[Dataset items]
-- start --
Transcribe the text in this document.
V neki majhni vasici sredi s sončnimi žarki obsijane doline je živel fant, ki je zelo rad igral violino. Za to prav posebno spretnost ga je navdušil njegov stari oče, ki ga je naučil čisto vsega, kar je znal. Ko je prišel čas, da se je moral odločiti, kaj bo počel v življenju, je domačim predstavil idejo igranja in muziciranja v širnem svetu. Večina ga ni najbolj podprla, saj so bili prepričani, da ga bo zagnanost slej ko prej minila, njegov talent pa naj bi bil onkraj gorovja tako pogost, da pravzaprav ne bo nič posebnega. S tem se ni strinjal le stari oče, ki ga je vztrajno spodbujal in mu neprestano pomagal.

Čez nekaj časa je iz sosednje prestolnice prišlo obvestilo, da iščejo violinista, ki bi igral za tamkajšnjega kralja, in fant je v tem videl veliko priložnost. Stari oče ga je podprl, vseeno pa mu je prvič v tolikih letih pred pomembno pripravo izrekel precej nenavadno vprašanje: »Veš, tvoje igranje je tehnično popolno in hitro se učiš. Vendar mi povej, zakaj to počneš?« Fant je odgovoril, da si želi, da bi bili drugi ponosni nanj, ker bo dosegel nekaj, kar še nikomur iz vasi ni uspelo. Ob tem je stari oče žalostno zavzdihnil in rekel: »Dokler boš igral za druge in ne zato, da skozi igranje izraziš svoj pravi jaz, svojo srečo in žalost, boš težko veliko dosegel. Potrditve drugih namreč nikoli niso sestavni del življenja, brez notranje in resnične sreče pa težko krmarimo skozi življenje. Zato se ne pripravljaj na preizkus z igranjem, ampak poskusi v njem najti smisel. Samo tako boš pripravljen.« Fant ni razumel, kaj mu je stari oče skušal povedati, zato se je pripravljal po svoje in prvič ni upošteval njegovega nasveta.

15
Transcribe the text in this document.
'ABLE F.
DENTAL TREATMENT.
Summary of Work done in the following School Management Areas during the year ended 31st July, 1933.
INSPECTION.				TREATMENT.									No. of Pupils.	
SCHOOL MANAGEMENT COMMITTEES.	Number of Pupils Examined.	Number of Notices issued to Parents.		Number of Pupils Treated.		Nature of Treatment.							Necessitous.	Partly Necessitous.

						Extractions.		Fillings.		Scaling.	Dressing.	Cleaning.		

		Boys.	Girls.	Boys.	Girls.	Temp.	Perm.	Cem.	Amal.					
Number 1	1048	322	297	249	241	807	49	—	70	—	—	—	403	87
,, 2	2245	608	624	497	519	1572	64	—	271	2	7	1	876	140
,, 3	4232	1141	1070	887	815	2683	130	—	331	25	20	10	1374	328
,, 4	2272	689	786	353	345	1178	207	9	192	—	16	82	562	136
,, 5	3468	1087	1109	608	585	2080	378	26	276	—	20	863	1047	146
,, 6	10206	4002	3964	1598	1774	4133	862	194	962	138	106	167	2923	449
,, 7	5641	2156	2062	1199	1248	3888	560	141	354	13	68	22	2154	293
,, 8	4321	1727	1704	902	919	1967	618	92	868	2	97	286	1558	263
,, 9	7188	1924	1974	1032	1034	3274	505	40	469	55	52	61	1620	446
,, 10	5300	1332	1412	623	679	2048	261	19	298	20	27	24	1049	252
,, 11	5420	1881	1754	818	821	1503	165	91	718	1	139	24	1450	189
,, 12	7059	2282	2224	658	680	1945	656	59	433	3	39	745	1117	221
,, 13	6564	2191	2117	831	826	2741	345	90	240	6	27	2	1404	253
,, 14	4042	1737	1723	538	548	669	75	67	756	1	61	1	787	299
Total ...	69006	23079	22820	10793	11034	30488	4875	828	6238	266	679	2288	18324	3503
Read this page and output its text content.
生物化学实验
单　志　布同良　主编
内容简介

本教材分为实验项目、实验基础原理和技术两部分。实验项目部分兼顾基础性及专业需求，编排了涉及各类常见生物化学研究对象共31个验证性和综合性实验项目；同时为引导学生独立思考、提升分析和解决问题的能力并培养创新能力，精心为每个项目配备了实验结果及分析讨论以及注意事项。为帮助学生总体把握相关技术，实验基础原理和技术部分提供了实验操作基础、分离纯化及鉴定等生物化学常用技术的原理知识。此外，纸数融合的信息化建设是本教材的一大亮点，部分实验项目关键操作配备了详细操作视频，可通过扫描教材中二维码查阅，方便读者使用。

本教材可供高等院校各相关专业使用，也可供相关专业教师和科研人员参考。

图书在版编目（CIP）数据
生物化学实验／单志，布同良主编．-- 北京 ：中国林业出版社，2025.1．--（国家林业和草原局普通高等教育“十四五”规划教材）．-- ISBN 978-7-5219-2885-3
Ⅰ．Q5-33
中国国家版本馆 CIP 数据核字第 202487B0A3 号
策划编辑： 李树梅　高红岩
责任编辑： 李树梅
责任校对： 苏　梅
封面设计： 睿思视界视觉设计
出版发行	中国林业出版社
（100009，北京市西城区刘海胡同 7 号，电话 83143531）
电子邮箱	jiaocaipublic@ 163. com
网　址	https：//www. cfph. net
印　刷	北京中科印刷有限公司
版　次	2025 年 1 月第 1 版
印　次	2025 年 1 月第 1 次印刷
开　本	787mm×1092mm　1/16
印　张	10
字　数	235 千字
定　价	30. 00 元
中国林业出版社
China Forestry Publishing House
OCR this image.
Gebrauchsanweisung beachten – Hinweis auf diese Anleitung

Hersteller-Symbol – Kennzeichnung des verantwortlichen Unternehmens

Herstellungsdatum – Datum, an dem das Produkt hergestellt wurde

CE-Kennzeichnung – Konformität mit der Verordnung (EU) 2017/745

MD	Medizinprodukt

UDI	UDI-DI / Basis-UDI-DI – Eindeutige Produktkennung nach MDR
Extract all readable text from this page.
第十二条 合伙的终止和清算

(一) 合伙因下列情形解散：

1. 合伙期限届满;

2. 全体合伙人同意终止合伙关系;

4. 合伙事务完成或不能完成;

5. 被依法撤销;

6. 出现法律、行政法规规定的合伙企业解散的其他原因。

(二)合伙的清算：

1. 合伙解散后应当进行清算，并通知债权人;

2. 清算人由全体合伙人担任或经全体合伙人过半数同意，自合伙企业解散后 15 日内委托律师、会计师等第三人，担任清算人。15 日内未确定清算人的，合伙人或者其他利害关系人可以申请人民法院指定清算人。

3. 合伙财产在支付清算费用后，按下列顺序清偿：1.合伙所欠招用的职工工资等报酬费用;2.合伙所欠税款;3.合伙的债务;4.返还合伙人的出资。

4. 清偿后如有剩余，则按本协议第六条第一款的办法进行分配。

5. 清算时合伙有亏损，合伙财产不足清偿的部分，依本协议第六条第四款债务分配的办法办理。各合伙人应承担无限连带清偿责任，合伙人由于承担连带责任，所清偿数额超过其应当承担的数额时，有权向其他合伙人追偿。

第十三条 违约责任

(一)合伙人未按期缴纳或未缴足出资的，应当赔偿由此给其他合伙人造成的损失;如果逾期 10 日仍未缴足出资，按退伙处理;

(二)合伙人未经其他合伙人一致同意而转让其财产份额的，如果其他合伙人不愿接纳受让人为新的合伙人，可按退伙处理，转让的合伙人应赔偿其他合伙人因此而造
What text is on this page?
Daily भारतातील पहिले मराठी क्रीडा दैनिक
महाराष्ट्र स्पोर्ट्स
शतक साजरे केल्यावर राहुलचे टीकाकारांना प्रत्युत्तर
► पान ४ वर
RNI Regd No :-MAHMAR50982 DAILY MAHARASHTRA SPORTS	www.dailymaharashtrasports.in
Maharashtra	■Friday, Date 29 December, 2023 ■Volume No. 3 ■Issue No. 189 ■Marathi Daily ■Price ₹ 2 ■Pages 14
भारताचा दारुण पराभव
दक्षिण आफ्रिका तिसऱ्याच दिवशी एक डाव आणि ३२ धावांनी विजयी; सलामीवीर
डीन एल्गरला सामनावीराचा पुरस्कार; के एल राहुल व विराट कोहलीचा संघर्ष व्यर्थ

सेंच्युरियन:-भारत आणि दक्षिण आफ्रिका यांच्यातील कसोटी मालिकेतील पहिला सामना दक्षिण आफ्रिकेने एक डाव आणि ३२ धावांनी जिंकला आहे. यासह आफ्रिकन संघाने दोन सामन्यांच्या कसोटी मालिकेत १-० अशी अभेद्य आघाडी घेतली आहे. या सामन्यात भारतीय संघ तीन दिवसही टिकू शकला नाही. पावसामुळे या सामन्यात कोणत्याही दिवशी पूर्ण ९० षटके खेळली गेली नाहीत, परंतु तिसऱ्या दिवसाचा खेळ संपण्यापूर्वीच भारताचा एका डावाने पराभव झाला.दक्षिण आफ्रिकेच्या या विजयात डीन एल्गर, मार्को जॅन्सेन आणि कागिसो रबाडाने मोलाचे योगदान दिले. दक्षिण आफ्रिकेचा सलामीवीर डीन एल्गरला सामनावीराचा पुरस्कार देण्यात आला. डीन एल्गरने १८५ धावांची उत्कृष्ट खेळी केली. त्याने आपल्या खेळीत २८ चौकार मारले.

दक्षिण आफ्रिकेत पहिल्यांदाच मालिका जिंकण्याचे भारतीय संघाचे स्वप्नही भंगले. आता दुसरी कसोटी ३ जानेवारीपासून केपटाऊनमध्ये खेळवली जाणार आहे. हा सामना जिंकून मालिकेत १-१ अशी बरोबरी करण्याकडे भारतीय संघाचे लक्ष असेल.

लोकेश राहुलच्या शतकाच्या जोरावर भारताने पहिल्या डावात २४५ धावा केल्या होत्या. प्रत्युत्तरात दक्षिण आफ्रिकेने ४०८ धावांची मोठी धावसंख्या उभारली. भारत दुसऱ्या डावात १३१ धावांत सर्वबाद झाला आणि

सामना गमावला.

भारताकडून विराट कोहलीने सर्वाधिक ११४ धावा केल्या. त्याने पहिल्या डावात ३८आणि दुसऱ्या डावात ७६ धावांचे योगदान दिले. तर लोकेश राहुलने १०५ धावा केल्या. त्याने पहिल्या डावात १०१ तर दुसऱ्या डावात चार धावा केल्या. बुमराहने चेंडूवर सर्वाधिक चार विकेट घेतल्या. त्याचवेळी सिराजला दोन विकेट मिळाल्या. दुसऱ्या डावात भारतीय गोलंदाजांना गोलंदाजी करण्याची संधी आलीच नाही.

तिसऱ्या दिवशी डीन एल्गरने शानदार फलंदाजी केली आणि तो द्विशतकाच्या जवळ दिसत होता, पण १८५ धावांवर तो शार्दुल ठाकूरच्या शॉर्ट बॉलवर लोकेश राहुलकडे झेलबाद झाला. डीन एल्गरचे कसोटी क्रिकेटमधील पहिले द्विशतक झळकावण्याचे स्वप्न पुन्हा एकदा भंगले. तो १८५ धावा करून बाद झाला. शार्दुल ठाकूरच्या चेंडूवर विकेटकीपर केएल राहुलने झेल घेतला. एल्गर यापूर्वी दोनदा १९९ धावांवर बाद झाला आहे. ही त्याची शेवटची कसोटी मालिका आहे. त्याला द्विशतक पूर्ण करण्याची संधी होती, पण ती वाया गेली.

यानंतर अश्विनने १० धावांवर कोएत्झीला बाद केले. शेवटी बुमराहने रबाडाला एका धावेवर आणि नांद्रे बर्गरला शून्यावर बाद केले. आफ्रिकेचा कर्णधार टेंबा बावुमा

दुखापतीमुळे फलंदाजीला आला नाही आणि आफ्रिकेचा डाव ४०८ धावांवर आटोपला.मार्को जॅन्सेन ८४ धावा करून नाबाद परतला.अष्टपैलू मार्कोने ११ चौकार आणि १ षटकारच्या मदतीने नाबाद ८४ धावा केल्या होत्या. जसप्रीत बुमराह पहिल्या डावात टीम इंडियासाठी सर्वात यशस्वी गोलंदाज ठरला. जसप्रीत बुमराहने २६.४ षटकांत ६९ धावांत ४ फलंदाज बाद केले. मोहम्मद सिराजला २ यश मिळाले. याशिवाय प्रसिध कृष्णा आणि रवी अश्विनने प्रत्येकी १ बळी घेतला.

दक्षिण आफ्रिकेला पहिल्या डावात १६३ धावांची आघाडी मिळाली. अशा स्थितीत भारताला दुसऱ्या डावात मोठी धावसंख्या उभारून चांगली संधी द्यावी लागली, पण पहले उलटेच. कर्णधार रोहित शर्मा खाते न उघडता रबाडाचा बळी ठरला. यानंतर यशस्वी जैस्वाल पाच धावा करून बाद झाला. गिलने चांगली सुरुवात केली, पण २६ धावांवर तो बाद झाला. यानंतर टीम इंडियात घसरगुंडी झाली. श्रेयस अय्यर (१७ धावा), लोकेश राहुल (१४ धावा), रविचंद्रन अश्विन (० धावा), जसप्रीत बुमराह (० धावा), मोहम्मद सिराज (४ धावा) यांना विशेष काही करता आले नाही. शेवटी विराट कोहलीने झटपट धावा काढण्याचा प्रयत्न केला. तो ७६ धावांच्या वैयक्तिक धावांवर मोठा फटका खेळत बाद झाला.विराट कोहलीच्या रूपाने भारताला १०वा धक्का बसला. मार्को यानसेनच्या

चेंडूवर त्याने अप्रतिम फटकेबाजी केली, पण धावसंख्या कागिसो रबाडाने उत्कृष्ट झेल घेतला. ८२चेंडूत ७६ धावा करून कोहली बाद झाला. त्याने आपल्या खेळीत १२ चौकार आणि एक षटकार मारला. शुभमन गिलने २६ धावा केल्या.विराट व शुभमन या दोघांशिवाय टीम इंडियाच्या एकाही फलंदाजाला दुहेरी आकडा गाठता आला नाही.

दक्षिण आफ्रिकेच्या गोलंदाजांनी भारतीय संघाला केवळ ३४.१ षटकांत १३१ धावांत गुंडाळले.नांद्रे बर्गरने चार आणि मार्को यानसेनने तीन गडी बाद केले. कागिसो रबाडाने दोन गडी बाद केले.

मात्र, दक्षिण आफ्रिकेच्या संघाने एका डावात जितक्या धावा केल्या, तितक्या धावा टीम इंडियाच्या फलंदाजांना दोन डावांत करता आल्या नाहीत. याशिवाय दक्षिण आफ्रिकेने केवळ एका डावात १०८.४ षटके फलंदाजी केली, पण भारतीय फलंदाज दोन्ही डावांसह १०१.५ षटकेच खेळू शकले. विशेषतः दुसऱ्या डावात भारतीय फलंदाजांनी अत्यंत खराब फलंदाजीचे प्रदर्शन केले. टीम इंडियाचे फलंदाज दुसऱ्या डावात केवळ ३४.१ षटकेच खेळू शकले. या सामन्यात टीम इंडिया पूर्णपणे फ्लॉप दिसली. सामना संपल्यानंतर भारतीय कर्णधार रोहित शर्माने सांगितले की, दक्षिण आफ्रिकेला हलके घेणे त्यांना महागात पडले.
-- end --
Your objective: Filter the listing for the word "Pupils" and copy every line that holds it.

Solved problem:
INSPECTION.				TREATMENT.									No. of Pupils.	
SCHOOL MANAGEMENT COMMITTEES.	Number of Pupils Examined.	Number of Notices issued to Parents.		Number of Pupils Treated.		Nature of Treatment.							Necessitous.	Partly Necessitous.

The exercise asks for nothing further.